RECORD SET:

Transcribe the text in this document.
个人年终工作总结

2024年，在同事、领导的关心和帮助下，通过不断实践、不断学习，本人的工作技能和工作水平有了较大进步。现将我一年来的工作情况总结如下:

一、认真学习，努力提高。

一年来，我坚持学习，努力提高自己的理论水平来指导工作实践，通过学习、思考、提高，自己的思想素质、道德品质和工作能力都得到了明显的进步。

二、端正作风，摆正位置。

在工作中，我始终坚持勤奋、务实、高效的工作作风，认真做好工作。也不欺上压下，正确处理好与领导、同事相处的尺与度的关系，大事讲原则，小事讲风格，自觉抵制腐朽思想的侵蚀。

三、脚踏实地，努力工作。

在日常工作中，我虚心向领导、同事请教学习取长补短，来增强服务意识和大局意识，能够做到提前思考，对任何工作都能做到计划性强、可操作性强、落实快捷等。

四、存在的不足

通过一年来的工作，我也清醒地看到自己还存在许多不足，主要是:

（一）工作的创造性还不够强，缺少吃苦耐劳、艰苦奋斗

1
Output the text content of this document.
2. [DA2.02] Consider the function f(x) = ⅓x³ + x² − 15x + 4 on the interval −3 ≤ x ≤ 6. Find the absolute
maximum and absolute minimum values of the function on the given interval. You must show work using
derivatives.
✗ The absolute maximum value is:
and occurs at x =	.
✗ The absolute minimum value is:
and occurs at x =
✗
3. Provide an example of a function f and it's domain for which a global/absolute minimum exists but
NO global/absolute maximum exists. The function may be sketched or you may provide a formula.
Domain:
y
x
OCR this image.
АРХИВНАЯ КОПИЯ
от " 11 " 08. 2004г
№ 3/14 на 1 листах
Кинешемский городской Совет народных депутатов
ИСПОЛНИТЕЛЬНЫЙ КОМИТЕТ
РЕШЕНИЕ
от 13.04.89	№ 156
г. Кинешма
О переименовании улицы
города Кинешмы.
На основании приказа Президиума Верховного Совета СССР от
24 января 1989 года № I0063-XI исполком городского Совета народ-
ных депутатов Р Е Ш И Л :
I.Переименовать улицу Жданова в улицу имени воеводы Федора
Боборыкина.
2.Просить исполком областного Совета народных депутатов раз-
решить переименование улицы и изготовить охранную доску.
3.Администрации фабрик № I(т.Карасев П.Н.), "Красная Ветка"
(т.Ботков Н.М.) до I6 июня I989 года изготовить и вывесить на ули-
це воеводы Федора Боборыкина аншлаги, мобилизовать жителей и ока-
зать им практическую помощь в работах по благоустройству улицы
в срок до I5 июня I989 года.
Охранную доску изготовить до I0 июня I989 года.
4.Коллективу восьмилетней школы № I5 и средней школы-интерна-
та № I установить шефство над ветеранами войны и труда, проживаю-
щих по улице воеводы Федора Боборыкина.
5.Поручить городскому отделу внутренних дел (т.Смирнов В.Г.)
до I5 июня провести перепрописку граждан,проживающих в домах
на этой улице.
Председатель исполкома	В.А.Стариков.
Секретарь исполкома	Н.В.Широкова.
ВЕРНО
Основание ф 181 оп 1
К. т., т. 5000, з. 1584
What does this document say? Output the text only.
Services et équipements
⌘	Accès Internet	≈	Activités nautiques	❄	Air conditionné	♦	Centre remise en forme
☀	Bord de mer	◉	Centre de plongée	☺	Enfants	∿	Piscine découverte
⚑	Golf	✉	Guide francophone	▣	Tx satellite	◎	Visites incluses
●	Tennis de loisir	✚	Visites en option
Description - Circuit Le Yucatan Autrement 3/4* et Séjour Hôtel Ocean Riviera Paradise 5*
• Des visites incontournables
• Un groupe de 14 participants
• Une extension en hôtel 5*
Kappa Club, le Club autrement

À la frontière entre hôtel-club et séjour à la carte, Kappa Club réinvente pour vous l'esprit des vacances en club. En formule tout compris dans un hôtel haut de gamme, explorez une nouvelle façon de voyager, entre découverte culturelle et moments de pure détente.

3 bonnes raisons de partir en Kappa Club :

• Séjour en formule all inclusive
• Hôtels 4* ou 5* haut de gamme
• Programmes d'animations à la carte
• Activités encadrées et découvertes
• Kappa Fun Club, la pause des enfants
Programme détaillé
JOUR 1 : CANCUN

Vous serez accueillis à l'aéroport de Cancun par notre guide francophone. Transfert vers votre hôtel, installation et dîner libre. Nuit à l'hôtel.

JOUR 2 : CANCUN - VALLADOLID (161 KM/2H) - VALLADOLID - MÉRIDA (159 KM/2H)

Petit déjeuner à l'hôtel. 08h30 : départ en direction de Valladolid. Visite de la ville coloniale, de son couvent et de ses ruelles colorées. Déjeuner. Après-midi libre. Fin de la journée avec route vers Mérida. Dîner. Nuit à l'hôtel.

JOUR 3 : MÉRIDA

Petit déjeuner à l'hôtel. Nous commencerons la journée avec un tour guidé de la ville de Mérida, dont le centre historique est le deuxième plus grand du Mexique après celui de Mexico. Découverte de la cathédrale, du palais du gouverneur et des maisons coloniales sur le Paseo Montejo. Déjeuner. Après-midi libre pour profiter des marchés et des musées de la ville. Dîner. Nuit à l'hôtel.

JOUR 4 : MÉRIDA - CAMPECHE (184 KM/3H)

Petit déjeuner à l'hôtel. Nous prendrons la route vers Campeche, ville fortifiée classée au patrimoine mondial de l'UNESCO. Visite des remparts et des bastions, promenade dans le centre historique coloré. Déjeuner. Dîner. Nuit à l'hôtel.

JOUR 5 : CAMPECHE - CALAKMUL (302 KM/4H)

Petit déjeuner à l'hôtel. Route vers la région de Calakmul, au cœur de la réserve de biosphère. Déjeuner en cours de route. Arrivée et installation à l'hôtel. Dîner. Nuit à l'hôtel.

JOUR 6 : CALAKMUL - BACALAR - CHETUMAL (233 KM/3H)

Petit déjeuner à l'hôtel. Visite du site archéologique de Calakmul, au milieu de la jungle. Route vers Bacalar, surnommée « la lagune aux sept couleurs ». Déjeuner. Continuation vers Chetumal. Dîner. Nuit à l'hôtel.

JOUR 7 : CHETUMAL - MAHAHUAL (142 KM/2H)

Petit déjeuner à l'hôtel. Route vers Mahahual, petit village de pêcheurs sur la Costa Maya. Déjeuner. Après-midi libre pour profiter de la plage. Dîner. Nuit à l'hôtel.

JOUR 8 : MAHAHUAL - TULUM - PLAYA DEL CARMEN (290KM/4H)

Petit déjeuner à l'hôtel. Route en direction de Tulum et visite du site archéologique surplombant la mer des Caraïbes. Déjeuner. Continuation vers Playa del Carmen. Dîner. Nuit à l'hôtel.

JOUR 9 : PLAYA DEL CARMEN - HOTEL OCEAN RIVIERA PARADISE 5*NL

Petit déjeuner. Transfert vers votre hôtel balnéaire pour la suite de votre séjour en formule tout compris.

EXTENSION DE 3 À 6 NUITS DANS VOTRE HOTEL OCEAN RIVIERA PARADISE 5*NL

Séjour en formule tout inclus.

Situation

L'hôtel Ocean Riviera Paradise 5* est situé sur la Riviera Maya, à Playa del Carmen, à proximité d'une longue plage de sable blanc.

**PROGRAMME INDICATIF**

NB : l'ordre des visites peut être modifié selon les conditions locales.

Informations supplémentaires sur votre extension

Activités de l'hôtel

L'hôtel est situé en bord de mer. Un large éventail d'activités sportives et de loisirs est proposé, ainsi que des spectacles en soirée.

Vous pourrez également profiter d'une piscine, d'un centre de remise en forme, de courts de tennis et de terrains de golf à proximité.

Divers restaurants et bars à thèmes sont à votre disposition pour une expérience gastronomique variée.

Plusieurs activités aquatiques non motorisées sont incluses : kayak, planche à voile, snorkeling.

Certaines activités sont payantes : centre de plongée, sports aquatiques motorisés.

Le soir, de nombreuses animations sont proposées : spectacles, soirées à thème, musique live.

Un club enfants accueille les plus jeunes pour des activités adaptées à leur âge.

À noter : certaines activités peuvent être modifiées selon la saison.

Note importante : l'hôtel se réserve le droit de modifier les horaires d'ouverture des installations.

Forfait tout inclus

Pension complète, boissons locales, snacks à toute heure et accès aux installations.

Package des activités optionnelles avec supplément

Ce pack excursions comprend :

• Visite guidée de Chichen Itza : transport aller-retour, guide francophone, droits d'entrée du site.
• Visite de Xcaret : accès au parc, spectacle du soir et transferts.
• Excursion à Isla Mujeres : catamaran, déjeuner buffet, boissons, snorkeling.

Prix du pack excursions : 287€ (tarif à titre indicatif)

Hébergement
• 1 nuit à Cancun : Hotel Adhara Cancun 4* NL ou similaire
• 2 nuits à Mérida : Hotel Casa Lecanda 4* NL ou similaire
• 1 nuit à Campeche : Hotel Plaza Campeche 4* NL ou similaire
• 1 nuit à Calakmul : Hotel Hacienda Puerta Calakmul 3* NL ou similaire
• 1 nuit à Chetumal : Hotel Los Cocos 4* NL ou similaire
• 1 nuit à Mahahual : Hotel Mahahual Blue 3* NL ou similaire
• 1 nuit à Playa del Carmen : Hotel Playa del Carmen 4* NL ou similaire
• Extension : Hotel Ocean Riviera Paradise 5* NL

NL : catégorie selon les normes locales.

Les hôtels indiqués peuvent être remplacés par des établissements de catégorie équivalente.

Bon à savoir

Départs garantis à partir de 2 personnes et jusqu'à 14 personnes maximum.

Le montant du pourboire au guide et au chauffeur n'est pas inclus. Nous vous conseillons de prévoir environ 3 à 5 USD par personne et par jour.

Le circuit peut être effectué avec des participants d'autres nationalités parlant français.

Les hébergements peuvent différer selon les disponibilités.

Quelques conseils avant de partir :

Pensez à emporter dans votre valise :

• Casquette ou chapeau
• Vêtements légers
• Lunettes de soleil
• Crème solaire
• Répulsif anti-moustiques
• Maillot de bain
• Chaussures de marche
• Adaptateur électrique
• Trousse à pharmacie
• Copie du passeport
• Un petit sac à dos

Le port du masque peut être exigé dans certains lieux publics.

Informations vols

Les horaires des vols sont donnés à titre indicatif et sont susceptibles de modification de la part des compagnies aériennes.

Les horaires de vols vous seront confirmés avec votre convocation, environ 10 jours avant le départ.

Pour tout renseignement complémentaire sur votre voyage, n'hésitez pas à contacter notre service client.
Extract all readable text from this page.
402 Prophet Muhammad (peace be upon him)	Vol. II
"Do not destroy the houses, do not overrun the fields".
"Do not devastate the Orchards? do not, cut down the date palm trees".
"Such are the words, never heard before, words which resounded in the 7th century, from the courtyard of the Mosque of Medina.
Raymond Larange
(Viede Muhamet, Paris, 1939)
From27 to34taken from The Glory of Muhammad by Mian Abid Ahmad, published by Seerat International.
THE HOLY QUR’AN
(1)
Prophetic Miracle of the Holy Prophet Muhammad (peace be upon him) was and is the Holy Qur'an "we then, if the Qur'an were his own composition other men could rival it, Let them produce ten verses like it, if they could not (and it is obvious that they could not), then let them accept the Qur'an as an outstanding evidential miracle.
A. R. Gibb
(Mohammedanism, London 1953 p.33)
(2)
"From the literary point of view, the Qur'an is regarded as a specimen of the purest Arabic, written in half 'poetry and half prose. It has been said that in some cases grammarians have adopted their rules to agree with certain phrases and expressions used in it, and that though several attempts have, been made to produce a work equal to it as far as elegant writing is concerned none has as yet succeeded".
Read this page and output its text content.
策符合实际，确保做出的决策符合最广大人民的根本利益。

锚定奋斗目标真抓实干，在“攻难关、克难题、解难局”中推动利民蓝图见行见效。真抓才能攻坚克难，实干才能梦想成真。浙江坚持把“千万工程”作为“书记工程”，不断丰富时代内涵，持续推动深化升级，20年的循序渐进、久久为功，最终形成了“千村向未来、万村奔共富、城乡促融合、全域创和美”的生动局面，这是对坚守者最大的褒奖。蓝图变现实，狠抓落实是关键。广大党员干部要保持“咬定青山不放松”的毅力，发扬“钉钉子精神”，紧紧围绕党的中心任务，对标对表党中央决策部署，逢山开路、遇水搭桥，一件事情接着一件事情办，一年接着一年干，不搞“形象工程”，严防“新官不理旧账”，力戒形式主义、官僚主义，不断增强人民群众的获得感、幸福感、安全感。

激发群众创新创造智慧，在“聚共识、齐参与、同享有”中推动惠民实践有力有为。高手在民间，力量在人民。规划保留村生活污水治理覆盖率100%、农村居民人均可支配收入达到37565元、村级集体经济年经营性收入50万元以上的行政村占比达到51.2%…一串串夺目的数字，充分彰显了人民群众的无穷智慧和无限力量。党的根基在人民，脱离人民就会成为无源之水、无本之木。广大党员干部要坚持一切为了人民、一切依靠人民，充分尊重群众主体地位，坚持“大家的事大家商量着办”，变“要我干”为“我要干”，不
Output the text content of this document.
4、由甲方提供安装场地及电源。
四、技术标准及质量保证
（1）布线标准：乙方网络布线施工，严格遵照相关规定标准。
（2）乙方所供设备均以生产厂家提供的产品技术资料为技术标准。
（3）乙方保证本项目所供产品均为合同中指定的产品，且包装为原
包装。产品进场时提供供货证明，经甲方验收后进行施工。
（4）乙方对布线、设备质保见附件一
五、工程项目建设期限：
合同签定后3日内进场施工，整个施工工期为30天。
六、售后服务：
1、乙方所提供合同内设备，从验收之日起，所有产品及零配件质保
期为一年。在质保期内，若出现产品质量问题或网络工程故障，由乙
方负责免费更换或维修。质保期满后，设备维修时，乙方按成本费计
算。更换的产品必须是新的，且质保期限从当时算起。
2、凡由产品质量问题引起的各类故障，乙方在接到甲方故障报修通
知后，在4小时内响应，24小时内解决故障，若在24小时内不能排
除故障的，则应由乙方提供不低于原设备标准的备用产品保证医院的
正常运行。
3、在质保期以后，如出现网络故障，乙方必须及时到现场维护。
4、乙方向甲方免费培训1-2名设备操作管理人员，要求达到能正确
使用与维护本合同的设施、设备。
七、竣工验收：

OBJECTIVE: Show all lines from the records above where the word "interval" occurs.

RESPONSE BELOW:
2. [DA2.02] Consider the function f(x) = ⅓x³ + x² − 15x + 4 on the interval −3 ≤ x ≤ 6. Find the absolute
maximum and absolute minimum values of the function on the given interval. You must show work using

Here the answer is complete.